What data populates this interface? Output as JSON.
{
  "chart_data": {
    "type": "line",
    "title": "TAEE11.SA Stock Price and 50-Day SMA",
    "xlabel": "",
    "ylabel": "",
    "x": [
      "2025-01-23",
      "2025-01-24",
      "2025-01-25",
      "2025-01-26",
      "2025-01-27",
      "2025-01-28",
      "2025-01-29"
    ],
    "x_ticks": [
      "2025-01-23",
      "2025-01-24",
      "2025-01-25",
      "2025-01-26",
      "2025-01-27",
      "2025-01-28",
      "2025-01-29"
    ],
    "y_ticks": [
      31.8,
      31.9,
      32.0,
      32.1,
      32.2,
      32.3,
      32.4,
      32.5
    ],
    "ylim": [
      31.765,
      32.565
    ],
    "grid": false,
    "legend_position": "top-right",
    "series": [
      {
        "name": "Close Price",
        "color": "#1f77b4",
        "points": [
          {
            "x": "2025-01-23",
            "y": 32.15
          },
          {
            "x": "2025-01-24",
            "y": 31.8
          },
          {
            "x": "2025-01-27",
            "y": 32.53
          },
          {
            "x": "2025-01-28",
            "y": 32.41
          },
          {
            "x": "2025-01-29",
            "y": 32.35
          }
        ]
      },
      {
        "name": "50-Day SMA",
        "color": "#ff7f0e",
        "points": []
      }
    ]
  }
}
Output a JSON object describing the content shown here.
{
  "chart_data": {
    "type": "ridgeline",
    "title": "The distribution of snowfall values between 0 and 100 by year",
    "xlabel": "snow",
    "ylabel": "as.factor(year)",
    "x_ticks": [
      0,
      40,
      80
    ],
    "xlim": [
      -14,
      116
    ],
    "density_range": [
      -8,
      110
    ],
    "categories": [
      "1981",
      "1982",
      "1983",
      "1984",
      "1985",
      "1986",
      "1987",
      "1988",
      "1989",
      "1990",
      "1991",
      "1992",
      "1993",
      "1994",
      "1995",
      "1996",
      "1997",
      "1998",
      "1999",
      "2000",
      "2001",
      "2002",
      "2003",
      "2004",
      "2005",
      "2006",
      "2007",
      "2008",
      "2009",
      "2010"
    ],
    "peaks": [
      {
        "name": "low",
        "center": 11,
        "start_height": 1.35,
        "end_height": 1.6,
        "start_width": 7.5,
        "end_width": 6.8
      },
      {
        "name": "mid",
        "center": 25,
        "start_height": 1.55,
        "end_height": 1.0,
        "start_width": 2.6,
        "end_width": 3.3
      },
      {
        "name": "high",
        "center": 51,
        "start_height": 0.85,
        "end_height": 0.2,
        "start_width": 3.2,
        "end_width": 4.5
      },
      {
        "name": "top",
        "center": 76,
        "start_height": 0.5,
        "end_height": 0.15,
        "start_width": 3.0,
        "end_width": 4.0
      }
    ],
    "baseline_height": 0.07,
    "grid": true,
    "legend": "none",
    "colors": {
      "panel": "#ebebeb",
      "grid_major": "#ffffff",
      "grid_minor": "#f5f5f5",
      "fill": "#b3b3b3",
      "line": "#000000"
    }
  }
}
* * *
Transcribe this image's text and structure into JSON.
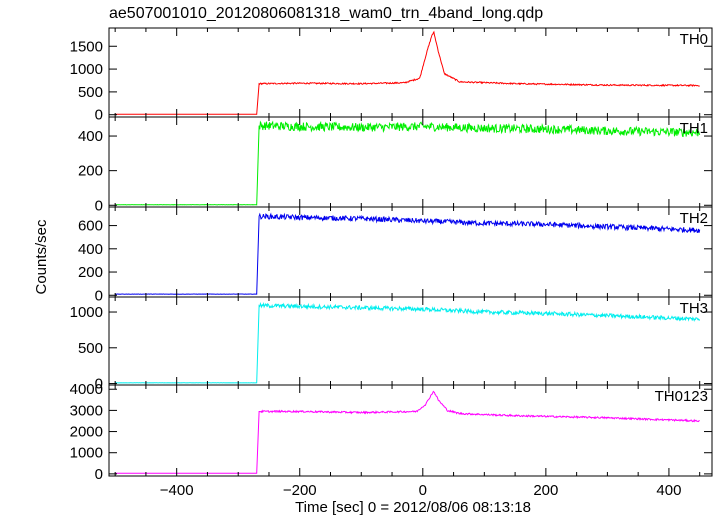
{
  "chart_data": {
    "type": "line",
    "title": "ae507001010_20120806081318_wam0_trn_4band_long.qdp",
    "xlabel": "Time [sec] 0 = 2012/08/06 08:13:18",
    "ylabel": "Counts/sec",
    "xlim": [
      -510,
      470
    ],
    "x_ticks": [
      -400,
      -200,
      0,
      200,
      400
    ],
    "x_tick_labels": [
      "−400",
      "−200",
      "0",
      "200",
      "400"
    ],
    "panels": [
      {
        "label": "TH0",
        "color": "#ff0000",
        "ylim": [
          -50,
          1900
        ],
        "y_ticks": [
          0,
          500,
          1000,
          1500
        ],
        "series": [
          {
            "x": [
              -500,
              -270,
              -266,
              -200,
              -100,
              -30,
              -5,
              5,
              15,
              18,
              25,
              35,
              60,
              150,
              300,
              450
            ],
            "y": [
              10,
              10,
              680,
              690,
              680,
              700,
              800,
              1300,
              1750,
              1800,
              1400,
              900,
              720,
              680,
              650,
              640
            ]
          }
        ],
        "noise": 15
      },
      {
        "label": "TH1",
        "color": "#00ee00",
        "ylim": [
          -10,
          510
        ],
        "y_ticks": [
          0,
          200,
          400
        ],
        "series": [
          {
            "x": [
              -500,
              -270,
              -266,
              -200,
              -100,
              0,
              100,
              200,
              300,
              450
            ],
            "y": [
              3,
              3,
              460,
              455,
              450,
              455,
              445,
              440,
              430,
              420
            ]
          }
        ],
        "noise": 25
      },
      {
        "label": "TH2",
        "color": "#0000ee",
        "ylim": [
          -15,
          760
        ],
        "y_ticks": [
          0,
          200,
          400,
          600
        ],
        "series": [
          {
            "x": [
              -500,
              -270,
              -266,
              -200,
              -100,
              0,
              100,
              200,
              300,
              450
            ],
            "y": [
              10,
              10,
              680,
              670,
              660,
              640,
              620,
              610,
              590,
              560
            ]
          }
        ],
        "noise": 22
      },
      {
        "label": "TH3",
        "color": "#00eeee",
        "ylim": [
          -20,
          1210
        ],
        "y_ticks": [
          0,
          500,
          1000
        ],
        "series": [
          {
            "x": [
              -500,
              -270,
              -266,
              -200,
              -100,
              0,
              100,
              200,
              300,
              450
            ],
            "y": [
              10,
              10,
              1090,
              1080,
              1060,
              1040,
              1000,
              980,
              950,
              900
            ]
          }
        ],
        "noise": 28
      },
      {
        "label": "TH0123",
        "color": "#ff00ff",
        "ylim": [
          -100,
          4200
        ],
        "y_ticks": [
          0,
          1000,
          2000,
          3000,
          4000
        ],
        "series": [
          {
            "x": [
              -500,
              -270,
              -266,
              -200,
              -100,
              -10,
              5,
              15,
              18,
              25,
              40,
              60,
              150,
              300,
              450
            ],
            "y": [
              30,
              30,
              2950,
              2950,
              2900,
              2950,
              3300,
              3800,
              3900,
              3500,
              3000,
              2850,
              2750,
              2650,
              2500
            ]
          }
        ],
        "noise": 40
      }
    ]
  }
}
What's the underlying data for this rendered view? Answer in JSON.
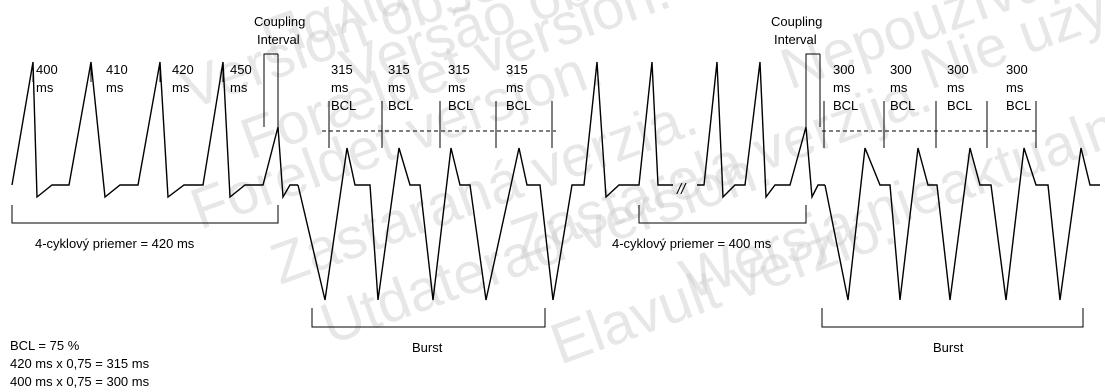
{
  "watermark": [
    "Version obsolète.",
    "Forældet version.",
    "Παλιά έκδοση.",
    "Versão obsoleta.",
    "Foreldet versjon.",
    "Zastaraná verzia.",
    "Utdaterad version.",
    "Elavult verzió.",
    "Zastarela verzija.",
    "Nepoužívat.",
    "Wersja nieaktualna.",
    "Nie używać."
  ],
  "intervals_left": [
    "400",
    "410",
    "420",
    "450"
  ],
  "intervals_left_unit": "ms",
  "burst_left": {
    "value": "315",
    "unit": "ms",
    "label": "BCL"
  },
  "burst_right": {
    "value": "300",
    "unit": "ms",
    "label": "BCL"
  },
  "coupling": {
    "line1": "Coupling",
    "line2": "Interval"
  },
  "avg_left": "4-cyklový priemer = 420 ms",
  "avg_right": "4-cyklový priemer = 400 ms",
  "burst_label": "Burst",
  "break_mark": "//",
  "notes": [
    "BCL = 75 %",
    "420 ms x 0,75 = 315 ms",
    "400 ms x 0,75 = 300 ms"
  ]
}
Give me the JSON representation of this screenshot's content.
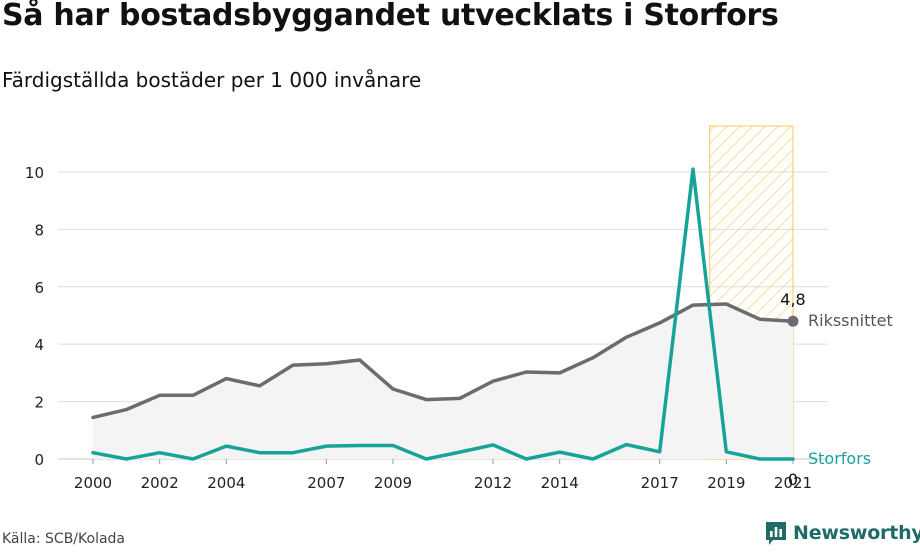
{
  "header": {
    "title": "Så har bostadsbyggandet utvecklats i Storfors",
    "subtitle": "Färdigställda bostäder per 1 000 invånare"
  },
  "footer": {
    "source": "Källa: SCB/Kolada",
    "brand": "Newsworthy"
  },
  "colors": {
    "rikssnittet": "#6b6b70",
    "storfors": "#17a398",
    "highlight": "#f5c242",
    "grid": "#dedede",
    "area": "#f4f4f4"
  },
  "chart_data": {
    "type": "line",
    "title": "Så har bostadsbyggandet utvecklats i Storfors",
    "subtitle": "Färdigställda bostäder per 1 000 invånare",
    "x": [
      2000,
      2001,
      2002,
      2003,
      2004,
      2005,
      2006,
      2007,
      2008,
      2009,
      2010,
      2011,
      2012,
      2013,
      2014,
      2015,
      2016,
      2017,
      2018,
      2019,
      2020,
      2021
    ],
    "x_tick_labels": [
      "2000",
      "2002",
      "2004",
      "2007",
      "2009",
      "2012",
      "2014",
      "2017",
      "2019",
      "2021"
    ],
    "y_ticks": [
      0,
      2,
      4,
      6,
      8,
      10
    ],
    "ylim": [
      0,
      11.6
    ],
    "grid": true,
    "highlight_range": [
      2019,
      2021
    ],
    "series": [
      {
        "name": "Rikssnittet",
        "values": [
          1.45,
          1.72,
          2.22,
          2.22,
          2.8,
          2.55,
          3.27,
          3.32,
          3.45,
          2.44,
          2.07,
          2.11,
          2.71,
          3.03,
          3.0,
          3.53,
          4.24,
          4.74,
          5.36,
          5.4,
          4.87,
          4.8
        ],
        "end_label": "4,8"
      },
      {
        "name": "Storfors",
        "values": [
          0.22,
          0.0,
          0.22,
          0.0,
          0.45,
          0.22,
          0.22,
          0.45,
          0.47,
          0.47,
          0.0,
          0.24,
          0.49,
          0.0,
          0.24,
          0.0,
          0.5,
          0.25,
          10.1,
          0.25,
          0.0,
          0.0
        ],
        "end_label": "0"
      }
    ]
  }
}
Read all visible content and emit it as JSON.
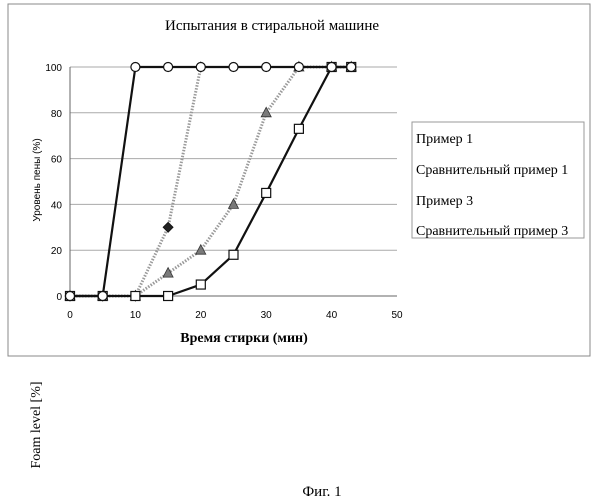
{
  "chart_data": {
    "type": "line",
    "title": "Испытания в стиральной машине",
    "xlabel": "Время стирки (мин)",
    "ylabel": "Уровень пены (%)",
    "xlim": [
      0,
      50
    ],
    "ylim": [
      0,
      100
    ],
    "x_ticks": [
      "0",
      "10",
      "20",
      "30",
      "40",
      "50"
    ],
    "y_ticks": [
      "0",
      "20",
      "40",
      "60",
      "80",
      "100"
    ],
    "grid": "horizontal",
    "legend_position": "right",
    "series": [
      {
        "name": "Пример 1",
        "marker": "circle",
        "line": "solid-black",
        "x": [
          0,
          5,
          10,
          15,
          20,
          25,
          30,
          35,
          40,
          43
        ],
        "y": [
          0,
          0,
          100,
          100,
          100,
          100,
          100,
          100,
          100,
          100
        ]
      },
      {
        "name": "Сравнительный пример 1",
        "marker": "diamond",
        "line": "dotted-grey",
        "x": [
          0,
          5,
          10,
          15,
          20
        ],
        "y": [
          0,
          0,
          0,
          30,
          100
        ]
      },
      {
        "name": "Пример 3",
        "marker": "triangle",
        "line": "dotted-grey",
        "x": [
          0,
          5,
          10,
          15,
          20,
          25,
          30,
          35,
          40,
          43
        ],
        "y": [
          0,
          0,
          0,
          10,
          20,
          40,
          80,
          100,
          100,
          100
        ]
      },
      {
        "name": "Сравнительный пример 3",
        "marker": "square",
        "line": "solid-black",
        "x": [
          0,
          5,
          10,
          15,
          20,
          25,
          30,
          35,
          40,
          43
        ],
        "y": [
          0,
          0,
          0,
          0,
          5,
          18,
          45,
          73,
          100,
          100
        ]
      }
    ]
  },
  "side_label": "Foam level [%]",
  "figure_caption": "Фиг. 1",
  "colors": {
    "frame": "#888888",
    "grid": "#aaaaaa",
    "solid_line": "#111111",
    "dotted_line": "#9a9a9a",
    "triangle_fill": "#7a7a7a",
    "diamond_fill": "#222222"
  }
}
...
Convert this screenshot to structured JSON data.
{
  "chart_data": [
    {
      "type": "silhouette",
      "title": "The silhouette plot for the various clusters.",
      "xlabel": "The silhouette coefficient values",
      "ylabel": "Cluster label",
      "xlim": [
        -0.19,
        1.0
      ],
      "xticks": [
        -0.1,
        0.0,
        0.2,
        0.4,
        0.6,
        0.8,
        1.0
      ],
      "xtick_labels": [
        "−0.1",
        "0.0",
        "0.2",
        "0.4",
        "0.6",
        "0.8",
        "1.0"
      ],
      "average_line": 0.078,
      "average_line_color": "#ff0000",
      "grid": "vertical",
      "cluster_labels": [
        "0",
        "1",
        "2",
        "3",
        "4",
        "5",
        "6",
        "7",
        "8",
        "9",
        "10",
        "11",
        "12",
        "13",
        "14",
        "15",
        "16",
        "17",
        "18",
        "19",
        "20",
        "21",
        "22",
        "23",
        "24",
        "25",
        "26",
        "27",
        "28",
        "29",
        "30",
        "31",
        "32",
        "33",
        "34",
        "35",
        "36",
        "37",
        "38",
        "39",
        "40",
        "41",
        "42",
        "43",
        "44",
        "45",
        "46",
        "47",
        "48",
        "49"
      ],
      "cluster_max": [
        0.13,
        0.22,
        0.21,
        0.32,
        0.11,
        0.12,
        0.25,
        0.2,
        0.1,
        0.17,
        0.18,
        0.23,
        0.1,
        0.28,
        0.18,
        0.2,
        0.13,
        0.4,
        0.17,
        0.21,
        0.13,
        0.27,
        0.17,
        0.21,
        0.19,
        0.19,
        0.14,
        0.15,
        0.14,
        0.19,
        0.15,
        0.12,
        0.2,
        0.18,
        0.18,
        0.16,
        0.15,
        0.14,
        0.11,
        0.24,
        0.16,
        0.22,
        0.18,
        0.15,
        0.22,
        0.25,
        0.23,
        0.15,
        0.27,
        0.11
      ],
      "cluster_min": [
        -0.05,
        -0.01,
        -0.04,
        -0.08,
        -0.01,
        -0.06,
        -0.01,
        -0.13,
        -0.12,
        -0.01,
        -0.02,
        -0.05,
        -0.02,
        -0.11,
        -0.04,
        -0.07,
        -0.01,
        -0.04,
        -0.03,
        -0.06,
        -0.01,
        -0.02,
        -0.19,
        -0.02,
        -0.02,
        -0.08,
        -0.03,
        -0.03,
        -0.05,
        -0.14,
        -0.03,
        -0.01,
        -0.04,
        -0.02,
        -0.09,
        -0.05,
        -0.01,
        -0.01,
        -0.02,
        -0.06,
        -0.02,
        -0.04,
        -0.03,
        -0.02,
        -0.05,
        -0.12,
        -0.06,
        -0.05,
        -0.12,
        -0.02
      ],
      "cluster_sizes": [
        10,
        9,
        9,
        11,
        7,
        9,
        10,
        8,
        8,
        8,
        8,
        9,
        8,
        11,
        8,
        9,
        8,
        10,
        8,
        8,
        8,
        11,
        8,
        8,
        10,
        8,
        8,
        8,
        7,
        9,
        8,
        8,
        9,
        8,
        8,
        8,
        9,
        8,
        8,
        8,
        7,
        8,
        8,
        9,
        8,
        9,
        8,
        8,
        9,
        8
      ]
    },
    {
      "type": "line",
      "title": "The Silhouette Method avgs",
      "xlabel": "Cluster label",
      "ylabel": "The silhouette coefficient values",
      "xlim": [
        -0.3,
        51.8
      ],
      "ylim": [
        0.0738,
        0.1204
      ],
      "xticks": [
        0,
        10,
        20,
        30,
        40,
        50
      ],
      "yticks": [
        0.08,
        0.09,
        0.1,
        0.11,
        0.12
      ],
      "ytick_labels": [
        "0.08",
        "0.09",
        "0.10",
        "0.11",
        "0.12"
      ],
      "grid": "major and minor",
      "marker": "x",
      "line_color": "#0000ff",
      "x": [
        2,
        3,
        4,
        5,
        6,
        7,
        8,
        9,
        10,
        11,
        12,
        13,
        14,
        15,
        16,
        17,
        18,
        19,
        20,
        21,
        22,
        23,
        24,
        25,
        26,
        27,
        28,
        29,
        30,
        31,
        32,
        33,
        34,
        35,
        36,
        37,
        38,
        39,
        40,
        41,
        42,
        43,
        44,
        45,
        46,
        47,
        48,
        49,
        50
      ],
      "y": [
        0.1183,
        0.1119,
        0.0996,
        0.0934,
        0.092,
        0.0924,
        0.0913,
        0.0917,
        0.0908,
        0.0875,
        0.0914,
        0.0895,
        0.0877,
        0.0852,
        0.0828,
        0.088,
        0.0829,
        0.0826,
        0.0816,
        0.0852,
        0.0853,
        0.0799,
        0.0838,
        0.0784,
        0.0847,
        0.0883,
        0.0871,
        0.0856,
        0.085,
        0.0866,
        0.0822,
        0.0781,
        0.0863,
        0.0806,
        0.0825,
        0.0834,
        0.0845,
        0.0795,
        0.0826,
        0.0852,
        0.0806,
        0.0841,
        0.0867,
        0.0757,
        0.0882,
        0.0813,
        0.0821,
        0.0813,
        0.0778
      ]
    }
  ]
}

== Task brief ==
Of the lines in the records, how many contain the word "Сравнительный"? Answer with the number and nothing else.

== Output of the exercise ==
2